RECORDED INFORMATION:
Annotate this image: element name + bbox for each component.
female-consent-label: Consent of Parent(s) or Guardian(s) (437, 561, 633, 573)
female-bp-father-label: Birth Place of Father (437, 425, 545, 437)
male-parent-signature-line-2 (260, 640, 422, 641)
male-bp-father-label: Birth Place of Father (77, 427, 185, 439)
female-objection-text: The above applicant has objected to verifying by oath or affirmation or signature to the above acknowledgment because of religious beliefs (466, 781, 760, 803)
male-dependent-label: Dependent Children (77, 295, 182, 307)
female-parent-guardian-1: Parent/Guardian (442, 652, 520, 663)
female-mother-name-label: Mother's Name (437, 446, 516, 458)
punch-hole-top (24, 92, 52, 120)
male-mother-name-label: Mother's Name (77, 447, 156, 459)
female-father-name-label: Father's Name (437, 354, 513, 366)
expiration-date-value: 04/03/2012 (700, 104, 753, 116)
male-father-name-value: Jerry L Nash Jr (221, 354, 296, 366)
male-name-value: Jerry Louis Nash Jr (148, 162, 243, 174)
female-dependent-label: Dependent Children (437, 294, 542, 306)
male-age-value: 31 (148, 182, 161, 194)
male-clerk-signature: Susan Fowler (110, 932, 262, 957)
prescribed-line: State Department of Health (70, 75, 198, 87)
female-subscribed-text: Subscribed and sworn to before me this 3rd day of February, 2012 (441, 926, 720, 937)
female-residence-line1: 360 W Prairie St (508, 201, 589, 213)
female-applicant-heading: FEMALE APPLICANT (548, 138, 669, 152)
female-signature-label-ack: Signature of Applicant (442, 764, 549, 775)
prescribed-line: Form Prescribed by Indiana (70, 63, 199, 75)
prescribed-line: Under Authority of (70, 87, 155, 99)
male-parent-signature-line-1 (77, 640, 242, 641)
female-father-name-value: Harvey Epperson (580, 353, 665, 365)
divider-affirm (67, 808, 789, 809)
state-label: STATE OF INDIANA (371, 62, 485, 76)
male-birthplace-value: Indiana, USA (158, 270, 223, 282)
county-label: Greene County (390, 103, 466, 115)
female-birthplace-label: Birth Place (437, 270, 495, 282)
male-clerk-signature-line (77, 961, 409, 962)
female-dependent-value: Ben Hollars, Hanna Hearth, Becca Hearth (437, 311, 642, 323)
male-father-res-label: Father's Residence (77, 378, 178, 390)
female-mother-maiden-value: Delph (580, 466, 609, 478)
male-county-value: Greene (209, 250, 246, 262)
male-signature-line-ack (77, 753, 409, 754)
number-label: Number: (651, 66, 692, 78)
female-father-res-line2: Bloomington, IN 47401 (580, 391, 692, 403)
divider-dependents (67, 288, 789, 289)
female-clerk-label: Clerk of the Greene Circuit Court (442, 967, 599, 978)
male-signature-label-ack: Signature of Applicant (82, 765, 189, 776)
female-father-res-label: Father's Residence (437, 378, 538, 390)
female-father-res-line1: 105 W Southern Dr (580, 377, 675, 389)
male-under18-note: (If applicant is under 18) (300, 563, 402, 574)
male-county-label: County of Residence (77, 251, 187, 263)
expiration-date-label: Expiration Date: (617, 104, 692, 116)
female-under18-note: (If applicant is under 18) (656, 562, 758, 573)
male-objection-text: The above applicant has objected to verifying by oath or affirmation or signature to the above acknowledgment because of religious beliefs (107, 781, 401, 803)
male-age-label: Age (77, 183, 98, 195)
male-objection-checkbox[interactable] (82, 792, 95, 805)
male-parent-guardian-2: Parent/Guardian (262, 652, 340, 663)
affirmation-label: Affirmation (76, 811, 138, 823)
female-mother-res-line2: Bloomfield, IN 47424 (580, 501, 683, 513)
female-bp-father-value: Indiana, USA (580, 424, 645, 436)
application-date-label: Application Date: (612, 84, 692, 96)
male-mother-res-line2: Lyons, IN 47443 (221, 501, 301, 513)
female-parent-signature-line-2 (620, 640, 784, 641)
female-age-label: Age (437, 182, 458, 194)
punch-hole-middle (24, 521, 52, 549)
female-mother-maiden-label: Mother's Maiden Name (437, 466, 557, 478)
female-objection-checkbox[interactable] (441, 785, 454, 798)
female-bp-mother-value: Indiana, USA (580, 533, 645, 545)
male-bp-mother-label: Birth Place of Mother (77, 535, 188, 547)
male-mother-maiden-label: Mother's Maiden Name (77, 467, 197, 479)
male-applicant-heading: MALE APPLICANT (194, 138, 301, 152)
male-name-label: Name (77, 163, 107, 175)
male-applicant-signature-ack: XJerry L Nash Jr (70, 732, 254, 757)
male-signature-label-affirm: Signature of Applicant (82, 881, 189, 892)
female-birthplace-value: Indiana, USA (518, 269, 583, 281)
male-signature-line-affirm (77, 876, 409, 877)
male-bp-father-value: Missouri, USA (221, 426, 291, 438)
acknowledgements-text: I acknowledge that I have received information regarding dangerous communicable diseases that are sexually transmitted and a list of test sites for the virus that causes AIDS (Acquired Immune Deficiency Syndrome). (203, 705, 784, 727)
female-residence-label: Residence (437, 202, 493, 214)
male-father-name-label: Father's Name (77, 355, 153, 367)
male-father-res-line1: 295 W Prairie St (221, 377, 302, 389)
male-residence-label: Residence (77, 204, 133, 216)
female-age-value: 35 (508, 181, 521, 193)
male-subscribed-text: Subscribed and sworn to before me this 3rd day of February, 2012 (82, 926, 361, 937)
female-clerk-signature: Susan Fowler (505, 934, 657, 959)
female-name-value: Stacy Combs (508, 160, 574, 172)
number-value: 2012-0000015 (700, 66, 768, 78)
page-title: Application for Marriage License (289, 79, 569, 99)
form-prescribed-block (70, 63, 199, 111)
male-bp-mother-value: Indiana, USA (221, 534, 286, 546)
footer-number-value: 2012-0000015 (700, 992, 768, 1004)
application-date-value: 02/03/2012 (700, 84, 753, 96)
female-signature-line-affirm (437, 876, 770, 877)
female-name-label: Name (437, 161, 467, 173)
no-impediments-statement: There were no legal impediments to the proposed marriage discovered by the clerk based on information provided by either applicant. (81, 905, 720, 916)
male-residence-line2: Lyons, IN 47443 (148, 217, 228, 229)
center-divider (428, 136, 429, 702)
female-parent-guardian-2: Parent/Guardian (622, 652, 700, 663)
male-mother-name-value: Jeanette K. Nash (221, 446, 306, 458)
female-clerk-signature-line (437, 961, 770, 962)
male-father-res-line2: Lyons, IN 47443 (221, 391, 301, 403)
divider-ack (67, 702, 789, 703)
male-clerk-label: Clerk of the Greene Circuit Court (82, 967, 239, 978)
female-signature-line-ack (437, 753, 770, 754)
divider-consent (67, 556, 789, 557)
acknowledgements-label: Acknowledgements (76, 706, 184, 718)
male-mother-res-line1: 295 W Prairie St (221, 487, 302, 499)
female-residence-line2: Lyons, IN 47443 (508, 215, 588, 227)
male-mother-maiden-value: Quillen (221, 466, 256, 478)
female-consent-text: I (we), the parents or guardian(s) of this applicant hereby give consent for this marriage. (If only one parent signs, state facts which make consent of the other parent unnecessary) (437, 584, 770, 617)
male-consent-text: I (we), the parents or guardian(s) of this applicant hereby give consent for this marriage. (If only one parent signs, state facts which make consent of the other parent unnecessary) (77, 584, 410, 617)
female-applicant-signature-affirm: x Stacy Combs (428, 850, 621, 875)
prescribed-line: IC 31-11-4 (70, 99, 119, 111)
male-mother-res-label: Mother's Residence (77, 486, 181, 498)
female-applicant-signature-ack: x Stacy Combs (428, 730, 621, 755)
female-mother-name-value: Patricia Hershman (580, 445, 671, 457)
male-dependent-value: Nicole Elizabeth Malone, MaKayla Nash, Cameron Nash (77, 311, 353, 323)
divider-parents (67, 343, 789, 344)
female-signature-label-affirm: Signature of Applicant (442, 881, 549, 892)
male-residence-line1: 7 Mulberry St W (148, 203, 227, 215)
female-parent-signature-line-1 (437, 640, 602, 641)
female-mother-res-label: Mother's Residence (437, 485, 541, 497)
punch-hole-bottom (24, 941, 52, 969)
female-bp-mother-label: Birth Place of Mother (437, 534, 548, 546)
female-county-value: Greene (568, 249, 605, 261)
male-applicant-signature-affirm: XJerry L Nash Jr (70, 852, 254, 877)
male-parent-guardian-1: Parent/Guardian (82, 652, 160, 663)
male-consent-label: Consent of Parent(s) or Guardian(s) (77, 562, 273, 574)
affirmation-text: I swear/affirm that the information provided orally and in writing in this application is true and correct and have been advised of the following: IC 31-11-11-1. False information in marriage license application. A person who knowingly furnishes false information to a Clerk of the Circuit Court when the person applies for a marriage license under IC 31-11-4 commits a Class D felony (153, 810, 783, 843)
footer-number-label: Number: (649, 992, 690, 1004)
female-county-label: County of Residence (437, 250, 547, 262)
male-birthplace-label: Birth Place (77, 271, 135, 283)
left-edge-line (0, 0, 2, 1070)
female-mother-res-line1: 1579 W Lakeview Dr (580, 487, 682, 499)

* * *

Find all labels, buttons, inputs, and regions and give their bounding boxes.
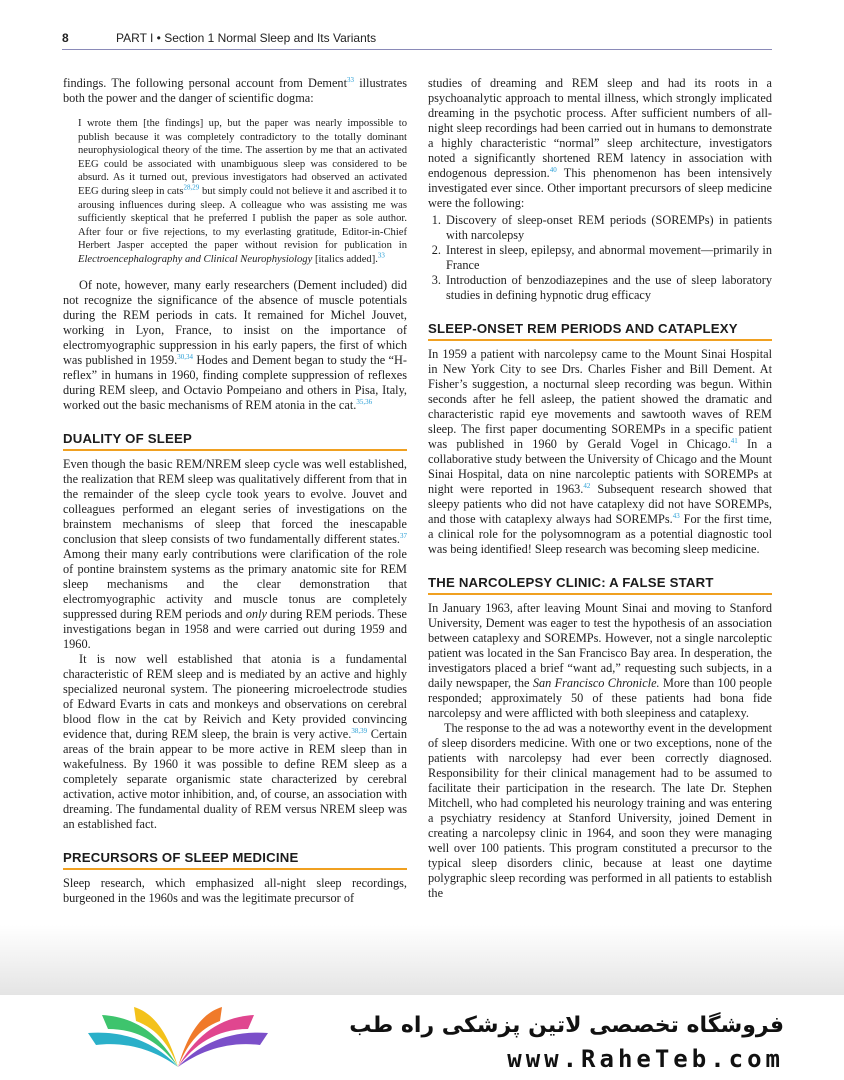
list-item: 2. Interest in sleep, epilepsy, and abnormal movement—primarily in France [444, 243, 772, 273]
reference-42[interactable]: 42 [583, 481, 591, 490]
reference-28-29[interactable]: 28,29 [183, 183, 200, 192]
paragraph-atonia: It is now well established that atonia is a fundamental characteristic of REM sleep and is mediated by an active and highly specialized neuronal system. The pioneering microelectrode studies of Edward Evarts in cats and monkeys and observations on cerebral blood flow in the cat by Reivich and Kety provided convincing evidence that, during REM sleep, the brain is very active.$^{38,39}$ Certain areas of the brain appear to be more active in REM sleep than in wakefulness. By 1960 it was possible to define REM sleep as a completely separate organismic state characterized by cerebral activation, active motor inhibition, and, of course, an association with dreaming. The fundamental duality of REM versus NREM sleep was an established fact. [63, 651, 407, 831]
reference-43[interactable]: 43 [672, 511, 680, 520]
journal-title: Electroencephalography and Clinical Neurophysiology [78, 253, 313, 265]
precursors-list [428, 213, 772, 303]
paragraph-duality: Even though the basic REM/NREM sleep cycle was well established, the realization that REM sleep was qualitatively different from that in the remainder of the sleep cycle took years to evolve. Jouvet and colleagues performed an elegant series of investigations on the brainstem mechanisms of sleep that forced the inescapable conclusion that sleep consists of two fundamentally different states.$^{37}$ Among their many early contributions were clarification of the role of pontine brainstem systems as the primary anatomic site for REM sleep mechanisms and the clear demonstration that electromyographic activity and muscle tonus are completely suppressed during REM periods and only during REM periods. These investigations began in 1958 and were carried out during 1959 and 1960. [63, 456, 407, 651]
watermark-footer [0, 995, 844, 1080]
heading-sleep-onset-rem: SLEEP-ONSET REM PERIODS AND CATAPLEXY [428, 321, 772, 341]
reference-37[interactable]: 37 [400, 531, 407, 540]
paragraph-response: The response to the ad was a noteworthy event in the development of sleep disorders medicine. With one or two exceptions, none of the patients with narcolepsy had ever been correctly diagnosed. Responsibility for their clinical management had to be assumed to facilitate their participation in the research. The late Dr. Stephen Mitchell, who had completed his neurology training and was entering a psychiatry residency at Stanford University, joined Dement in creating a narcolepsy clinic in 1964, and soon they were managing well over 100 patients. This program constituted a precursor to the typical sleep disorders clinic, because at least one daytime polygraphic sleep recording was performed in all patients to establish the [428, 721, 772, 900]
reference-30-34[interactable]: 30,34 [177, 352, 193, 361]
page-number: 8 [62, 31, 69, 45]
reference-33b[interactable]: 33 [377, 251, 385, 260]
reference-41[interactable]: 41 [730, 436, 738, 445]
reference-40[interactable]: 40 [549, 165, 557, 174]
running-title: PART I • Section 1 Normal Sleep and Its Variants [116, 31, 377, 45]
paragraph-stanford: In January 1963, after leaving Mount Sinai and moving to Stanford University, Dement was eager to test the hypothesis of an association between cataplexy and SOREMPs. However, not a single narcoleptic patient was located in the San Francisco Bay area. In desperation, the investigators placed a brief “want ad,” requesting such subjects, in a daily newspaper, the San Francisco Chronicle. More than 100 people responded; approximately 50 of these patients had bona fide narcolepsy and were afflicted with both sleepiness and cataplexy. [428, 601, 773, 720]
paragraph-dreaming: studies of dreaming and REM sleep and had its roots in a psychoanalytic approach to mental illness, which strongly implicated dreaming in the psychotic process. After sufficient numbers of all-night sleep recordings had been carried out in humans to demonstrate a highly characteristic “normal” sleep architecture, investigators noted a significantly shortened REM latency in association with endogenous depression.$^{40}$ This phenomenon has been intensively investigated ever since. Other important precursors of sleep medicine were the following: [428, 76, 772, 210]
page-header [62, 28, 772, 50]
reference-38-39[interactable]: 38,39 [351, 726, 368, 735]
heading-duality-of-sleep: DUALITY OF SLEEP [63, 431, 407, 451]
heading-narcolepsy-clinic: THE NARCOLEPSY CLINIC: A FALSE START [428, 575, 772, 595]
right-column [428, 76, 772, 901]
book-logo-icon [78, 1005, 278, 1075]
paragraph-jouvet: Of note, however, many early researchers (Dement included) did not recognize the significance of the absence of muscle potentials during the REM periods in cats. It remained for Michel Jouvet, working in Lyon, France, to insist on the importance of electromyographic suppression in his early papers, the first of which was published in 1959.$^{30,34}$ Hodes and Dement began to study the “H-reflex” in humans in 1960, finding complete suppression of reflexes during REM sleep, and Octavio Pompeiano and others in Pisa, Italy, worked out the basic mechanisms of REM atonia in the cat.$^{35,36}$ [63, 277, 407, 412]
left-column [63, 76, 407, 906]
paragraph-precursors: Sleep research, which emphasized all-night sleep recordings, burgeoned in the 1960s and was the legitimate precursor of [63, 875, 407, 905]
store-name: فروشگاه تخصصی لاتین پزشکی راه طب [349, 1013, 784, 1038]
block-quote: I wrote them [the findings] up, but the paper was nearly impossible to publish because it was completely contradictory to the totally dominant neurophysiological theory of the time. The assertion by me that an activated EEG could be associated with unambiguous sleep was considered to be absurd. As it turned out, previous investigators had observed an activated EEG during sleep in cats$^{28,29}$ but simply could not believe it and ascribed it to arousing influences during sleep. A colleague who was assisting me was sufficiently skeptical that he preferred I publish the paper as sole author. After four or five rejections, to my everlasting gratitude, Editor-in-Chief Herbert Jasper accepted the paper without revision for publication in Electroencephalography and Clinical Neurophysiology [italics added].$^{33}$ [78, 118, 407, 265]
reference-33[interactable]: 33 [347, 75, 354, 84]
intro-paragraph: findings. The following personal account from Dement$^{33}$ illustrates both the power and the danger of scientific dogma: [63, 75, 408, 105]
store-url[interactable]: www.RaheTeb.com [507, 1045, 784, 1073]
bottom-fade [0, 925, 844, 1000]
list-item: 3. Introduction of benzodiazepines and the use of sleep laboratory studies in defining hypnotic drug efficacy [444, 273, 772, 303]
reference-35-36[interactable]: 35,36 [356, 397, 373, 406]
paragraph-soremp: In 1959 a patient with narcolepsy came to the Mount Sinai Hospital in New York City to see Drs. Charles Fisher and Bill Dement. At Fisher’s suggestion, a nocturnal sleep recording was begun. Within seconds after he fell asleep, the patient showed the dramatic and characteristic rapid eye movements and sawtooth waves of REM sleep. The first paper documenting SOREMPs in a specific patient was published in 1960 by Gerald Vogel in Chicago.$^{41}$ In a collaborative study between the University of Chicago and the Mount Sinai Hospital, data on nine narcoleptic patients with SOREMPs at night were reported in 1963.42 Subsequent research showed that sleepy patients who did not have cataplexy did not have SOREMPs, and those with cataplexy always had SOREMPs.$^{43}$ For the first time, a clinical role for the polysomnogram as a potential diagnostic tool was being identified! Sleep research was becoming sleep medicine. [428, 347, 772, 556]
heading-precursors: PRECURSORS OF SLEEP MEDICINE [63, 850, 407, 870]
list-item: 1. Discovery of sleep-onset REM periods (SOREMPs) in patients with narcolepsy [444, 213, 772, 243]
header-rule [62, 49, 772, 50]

THE PROBLEM: From the data above, report how many lines hold the word "basic", answering with the number by itself.

RESULT FOR THIS EXERCISE: 2